Recession - The Discounter's Dream?
Other deep discounters were able to provide a retail oasis for cash-strapped consumers during the recent bad economic times. Family Dollar Stores (NYSE: FDO) has had a strong, profitable recession, and has a particularly bullish business outlook, as chief executive Howard Levine said the company "continues to target double-digit earnings growth." Family Dollar also sees expansion with new store openings, renovating older stores, and has made inroads into middle-income shoppers.

Dollar Tree (Nasdaq: DLTR), another deep discounter, reported third-quarter sales growth of 6.5%, with sales rising for the month of October by 12.1%, to $1.25 billion. The company is likely to benefit beyond this recession with continued growth.

While 99 Cents and the other dollar stores have been thriving during this mega recession, larger discounters, such as Big Lots (NYSE: BIG) and giant Costco (Nasdaq: COST), have been more mixed, with Big Lots starring while Costco has struggled a bit . Recently, however, this has reversed, as Costco had a 5% sales rise in October, while Big Lots has seen a slight sales falloff in its third quarter.

What Does the Possible Divergence Mean?

* Stated problem *
Copy the passage about discount retailers during the recession word for word, from its title through its closing heading.

* Record list *
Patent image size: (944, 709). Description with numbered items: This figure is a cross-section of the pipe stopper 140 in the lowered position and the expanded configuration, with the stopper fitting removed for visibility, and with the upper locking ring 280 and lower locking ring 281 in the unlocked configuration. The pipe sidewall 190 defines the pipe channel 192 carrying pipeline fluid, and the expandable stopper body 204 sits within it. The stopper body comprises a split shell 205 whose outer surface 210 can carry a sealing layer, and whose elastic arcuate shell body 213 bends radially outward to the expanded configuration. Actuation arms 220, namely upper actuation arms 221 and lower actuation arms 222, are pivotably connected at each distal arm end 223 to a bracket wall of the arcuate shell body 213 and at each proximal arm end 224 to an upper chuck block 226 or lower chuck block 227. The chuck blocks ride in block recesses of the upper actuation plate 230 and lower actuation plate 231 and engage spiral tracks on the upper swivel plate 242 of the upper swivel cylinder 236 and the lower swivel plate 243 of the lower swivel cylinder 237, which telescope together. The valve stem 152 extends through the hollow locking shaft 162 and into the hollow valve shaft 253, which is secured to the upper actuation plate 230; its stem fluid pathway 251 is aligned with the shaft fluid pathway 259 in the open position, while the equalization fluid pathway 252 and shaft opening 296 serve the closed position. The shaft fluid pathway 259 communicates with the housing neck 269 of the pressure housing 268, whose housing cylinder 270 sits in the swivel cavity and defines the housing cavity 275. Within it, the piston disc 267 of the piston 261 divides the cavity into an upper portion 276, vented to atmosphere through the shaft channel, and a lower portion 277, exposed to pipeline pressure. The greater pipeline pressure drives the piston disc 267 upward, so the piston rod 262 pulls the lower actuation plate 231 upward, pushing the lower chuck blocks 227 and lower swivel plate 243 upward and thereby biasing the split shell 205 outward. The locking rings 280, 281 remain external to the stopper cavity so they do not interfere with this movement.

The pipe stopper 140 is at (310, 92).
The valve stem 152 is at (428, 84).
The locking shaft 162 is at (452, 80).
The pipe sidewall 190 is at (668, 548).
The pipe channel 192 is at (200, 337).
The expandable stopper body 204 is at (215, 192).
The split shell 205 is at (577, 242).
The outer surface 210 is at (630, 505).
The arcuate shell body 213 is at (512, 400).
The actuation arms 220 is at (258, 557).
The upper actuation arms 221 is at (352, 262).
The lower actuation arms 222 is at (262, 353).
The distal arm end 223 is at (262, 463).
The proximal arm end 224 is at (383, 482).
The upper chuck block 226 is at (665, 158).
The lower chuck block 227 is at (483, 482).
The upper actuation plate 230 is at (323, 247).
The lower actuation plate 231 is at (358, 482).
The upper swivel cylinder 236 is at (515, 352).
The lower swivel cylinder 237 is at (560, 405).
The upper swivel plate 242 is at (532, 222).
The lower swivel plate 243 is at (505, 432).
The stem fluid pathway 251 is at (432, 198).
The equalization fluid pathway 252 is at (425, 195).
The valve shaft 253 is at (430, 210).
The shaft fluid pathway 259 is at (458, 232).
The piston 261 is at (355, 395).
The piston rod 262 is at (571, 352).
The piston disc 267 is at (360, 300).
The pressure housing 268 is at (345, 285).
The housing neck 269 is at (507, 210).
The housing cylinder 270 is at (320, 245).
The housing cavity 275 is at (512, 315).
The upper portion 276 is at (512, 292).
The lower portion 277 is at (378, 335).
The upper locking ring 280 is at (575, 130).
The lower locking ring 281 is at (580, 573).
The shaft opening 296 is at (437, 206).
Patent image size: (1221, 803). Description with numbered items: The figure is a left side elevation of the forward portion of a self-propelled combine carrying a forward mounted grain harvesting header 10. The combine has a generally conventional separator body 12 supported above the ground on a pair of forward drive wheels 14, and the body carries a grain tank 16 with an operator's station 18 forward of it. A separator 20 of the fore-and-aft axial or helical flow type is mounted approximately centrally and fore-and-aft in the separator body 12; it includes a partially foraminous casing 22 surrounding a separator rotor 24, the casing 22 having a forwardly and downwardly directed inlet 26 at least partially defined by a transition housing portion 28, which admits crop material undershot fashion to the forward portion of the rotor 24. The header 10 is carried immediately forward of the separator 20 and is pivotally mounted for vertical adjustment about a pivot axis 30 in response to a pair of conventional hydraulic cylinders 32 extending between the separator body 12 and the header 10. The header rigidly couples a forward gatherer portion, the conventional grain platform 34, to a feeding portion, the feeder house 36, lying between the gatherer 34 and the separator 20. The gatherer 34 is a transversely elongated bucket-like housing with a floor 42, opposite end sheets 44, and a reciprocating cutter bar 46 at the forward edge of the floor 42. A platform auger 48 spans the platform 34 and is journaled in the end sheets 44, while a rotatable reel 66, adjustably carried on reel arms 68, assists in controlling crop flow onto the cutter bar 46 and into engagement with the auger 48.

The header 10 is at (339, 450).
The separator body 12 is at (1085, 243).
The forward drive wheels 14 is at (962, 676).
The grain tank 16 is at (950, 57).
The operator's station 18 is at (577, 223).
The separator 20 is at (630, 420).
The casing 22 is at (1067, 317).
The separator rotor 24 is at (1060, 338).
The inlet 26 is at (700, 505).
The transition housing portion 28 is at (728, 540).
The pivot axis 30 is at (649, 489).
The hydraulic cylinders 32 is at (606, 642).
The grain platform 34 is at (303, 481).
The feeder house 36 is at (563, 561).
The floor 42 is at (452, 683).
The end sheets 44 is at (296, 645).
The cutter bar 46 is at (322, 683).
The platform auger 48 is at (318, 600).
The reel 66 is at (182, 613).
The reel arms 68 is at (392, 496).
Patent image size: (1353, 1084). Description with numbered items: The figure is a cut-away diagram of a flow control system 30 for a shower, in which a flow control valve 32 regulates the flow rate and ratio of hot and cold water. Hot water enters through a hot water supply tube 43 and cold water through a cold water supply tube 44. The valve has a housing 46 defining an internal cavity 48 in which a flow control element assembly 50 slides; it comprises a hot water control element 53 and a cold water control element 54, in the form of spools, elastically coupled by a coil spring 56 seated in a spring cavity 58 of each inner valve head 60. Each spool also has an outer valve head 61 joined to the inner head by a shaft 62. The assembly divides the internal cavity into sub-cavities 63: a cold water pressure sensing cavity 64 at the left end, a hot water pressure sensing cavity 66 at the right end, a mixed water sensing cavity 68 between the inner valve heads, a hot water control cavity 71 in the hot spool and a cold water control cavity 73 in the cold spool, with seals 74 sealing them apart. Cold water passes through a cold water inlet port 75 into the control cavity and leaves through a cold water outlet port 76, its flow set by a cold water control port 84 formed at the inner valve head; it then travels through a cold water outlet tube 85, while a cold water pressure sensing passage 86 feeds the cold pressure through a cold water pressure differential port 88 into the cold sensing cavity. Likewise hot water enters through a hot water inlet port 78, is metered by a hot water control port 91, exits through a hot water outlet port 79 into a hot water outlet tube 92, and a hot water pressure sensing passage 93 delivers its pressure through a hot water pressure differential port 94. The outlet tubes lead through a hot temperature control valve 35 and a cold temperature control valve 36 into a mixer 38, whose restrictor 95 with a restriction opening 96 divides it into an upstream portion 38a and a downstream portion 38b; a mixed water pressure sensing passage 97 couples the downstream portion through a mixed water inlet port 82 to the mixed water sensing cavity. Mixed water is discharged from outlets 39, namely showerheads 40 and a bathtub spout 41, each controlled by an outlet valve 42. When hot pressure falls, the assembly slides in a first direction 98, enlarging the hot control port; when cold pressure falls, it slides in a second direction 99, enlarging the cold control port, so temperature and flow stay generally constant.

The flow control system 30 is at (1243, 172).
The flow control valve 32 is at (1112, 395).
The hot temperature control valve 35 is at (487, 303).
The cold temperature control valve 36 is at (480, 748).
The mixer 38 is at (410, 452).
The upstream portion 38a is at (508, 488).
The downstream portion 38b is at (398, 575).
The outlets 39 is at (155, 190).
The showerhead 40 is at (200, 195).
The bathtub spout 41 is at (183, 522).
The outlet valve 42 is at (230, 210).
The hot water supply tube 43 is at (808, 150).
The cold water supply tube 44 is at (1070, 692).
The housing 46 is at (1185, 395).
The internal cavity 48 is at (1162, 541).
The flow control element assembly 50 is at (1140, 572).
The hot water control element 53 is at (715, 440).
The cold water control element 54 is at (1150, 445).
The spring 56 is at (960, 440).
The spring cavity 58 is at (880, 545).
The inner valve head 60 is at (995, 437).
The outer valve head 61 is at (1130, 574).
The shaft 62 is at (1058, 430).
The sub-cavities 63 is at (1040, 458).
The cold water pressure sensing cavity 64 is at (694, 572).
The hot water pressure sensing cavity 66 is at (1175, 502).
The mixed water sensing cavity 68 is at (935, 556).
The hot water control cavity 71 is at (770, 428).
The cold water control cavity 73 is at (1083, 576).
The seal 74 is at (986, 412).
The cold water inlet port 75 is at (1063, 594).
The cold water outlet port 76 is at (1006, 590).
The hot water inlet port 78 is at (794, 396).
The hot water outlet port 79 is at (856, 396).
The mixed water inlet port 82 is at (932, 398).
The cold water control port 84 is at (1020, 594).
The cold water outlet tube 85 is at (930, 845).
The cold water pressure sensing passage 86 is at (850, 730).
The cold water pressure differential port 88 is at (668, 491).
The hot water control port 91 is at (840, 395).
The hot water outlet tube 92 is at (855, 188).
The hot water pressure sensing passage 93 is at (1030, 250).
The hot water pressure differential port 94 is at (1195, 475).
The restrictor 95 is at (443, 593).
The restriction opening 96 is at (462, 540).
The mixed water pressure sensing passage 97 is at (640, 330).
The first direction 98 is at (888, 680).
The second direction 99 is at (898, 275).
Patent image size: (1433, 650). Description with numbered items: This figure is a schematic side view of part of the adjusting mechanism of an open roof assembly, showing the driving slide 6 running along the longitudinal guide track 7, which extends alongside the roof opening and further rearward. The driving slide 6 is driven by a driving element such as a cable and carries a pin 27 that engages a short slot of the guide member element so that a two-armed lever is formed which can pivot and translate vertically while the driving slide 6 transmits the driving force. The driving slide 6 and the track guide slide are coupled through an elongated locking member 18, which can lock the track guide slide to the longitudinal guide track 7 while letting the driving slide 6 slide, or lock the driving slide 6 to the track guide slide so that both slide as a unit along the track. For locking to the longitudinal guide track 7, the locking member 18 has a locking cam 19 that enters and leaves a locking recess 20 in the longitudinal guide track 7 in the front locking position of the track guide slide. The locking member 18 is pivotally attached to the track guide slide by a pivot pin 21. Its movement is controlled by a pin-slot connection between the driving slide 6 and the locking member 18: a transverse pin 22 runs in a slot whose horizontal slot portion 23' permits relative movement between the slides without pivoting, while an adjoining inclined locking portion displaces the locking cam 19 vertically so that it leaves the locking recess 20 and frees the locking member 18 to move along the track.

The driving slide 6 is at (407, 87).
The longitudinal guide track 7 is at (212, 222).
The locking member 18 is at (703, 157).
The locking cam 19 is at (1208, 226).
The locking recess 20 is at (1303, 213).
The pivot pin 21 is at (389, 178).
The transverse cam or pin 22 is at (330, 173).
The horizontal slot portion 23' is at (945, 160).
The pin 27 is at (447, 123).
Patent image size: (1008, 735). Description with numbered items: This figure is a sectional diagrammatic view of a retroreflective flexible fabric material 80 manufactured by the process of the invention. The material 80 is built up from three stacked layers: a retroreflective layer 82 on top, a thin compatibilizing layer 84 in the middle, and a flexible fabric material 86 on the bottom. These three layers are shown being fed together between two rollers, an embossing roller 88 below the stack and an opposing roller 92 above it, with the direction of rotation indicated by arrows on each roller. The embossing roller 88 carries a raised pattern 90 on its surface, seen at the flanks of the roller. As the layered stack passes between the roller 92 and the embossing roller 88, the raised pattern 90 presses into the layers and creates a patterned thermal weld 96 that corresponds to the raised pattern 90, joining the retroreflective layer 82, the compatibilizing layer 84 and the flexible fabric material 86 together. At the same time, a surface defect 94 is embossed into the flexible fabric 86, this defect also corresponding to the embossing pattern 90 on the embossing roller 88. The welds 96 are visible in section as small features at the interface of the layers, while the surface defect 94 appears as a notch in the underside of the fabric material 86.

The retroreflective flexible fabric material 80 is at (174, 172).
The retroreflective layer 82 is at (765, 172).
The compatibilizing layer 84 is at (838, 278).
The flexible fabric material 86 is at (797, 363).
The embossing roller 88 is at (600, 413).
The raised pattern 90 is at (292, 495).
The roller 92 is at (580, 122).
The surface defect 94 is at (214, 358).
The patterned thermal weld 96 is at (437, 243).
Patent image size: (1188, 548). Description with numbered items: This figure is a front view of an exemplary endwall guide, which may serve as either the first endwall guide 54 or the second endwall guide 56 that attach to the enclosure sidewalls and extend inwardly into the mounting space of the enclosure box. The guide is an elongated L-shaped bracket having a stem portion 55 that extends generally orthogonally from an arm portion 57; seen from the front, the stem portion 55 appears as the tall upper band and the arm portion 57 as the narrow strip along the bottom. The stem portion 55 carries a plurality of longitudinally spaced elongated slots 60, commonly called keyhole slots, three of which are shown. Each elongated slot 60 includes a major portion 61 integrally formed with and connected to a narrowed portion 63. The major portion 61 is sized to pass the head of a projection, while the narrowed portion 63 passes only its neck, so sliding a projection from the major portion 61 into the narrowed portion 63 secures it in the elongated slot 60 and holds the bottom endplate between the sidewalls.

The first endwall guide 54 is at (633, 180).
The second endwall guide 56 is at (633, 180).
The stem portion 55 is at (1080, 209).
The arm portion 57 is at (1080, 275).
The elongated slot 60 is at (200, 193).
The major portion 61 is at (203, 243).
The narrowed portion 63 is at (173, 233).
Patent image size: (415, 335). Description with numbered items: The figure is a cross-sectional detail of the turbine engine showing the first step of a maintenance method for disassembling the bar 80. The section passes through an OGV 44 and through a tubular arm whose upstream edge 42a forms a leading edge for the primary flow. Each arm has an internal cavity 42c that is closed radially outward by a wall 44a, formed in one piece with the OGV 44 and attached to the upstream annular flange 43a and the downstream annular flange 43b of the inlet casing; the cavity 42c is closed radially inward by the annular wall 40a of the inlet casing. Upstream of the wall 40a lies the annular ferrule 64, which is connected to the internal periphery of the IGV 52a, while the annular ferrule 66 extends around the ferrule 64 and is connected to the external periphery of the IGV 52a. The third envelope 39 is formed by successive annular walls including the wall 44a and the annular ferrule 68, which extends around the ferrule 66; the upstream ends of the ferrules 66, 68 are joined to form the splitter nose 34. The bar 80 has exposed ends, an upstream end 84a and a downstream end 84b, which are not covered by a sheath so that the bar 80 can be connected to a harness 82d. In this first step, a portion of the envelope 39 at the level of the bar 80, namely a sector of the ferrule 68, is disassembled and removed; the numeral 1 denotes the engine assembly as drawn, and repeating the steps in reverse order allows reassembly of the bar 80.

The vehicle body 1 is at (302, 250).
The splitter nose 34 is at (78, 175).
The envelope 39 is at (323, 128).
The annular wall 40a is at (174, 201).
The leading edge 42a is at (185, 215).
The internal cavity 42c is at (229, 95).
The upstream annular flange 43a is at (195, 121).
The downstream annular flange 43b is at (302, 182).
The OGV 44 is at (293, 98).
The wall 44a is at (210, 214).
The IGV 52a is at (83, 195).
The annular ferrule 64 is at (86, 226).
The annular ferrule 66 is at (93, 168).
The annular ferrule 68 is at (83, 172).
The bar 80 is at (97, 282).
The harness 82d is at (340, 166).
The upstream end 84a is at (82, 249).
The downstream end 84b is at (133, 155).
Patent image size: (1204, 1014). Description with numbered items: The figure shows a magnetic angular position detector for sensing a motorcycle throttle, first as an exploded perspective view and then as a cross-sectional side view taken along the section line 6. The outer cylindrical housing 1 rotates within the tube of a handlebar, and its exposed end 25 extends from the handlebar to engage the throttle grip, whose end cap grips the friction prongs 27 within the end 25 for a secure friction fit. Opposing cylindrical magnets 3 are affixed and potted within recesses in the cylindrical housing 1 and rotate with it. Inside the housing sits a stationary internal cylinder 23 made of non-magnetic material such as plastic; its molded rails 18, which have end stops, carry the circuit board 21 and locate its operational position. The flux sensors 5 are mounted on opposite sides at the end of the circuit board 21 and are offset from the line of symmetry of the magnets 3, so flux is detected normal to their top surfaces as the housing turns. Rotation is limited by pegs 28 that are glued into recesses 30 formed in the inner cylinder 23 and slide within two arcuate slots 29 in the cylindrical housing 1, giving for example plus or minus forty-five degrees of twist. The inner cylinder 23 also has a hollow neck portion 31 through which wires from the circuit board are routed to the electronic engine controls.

* Written response *
Recession - The Discounter's Dream?
Other deep discounters were able to provide a retail oasis for cash-strapped consumers during the recent bad economic times. Family Dollar Stores (NYSE: FDO) has had a strong, profitable recession, and has a particularly bullish business outlook, as chief executive Howard Levine said the company "continues to target double-digit earnings growth." Family Dollar also sees expansion with new store openings, renovating older stores, and has made inroads into middle-income shoppers.

Dollar Tree (Nasdaq: DLTR), another deep discounter, reported third-quarter sales growth of 6.5%, with sales rising for the month of October by 12.1%, to $1.25 billion. The company is likely to benefit beyond this recession with continued growth.

While 99 Cents and the other dollar stores have been thriving during this mega recession, larger discounters, such as Big Lots (NYSE: BIG) and giant Costco (Nasdaq: COST), have been more mixed, with Big Lots starring while Costco has struggled a bit . Recently, however, this has reversed, as Costco had a 5% sales rise in October, while Big Lots has seen a slight sales falloff in its third quarter.

What Does the Possible Divergence Mean?